→ **Prompt**
Determine how many lines contain the string "ἑκάστης". Reply with that figure and nothing else.

__________

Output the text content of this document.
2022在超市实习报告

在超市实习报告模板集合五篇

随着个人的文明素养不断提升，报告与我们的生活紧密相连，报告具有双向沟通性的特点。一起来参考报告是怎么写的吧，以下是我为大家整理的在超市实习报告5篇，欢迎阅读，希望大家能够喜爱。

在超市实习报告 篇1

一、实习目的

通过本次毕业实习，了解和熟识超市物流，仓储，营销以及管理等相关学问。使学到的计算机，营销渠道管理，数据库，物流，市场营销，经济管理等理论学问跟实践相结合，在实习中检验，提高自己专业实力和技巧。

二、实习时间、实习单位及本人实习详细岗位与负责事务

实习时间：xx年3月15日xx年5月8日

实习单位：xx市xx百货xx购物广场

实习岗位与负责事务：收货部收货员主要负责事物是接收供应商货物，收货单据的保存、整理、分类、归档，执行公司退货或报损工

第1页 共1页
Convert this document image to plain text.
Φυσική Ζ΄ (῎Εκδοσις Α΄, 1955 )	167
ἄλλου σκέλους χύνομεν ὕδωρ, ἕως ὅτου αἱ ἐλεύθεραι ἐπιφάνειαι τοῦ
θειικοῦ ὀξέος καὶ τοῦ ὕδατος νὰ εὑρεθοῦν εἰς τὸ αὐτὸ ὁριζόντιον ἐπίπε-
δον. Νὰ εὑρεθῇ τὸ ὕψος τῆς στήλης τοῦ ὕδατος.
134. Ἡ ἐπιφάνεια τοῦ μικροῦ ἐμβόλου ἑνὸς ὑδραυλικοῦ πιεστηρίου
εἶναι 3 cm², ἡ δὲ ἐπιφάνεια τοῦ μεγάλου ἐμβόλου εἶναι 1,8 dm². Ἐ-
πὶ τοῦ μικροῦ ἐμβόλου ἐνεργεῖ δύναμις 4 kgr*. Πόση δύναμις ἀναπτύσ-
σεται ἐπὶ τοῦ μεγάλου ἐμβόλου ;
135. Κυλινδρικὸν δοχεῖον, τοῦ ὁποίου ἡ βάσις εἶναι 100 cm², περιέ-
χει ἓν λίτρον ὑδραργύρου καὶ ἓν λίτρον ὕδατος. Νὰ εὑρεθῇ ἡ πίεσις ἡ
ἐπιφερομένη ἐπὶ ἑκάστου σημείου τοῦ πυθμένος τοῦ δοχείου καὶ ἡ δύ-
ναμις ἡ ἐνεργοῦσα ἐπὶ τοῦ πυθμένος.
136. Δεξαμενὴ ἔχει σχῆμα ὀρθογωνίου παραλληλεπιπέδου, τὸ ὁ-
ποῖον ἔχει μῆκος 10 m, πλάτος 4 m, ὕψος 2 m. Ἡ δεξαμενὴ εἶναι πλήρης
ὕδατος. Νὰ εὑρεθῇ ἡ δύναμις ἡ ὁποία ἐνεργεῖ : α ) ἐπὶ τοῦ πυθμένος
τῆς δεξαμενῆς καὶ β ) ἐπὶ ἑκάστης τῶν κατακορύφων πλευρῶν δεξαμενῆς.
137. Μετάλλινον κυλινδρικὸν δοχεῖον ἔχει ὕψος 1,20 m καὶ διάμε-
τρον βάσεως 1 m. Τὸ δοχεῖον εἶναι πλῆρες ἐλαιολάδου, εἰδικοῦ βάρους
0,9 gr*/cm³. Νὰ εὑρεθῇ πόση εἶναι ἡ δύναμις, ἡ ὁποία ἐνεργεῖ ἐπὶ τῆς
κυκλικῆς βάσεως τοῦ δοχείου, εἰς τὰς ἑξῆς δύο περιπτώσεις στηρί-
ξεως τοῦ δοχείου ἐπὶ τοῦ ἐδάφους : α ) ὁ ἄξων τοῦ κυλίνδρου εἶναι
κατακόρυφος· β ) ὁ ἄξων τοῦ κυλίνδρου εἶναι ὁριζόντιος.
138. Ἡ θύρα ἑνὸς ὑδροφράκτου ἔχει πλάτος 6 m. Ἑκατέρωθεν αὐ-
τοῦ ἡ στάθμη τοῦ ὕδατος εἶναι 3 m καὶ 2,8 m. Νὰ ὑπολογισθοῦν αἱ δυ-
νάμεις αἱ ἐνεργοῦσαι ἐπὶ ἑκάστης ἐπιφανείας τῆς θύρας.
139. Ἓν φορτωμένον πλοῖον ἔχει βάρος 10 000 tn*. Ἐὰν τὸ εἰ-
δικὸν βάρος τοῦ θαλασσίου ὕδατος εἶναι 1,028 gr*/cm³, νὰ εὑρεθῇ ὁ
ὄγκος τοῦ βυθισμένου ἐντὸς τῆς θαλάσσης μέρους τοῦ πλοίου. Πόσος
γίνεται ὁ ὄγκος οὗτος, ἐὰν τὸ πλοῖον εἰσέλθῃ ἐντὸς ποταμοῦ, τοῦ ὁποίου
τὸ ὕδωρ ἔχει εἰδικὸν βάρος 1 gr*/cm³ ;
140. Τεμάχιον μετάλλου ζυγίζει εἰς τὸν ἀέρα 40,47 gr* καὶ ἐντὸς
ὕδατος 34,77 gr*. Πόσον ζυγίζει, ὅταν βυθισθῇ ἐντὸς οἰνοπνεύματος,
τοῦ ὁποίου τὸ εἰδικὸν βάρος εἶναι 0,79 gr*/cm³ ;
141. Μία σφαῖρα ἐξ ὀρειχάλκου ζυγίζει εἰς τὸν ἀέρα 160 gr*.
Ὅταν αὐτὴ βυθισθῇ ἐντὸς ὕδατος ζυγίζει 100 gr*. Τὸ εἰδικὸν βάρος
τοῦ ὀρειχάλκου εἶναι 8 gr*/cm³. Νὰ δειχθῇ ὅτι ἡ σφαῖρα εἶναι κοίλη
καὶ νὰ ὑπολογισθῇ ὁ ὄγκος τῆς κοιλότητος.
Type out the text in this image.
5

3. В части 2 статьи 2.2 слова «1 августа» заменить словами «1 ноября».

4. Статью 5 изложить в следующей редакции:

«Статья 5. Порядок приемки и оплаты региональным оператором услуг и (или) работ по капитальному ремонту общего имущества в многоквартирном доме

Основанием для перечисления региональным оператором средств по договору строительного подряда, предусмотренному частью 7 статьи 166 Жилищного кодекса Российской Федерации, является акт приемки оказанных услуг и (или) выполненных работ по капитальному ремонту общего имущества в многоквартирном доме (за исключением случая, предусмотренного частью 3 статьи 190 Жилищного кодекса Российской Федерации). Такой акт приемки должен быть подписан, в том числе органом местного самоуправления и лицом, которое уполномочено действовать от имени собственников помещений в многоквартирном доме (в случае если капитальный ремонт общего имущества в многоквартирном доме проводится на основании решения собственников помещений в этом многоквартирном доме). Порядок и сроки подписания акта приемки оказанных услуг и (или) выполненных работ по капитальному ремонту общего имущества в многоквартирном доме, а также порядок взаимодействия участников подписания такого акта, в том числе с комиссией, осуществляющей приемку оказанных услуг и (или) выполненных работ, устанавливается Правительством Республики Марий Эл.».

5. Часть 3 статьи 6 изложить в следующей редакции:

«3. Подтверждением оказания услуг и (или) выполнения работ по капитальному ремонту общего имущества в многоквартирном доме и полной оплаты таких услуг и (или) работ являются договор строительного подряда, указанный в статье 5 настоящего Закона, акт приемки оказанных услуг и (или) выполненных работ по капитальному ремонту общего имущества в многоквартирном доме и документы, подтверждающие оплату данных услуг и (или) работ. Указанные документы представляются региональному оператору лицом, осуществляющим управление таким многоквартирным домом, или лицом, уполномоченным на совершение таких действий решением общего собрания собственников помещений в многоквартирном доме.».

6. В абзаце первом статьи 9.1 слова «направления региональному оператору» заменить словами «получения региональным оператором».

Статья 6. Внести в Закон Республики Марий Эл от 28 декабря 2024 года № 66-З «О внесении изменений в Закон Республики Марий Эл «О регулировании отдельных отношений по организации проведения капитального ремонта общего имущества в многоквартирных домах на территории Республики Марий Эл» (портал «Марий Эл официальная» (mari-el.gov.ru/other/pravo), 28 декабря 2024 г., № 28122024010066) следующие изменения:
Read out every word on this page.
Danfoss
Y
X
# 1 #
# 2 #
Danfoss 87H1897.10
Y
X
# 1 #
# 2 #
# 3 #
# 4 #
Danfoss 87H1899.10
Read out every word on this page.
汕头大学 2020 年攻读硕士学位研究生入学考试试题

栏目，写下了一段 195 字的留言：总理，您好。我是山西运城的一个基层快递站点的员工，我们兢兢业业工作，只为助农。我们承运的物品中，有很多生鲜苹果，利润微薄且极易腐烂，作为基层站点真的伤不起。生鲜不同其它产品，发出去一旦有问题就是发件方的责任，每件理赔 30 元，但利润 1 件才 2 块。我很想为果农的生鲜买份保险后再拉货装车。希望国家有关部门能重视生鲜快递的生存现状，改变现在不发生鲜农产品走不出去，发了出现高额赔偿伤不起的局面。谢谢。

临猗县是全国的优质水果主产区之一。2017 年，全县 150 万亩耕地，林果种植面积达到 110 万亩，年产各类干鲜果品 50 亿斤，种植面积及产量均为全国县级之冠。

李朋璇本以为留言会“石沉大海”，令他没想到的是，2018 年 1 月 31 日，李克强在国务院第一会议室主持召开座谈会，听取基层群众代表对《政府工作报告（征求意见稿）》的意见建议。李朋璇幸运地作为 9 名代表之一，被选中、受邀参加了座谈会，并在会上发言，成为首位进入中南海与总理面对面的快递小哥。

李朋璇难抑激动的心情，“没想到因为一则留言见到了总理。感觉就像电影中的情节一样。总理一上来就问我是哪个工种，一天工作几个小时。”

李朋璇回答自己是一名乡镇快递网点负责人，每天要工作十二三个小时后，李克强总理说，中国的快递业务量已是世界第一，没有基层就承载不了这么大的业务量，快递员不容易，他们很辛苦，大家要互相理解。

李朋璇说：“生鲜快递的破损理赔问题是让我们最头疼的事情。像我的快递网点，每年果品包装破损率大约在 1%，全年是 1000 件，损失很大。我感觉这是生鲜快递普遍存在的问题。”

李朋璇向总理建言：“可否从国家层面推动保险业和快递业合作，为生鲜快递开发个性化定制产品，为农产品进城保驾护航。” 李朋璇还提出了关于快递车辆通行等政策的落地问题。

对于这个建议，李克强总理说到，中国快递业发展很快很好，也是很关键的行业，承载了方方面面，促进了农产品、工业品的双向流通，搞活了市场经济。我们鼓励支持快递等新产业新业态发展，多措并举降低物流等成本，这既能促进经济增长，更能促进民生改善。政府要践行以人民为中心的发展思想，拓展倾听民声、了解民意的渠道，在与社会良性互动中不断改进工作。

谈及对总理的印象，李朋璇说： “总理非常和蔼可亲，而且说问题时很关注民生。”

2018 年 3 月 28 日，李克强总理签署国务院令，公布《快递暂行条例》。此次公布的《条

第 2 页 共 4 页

__________

→ **Exercise solution**
2